[start]

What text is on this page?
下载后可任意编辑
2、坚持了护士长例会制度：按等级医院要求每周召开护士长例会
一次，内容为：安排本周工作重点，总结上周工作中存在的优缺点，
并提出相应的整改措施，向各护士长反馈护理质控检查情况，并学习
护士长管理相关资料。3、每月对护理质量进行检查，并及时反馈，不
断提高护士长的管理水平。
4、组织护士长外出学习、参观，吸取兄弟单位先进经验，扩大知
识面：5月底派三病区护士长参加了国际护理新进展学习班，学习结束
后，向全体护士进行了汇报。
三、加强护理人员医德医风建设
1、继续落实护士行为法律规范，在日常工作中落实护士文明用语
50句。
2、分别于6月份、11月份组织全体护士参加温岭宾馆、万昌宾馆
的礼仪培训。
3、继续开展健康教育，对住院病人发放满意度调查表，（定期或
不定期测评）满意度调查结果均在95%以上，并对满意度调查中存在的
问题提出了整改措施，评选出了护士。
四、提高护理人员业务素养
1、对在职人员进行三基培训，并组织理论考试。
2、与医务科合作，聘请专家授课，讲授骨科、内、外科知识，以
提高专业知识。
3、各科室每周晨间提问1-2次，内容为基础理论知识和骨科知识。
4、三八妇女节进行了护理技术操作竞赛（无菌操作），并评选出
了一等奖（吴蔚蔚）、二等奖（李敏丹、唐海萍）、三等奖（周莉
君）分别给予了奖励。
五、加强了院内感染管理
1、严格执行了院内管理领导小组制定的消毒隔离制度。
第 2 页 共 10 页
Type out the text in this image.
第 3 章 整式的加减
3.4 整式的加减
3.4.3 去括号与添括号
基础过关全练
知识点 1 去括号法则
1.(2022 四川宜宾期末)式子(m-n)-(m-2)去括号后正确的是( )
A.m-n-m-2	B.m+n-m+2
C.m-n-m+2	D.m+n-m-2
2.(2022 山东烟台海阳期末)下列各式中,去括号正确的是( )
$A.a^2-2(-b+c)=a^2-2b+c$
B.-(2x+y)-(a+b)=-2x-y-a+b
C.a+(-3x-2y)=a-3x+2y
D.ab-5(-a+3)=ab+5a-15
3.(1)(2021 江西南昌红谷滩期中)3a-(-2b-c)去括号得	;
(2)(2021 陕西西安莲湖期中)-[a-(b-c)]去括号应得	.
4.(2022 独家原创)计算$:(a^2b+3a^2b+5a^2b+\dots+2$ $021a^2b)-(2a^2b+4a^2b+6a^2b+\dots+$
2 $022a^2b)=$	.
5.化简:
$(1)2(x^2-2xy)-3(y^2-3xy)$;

[end]

SHORT TASK -> Examine the listing and say how many of its lines contain the string "this". Give the number alone.

RESPONSE BELOW -> 2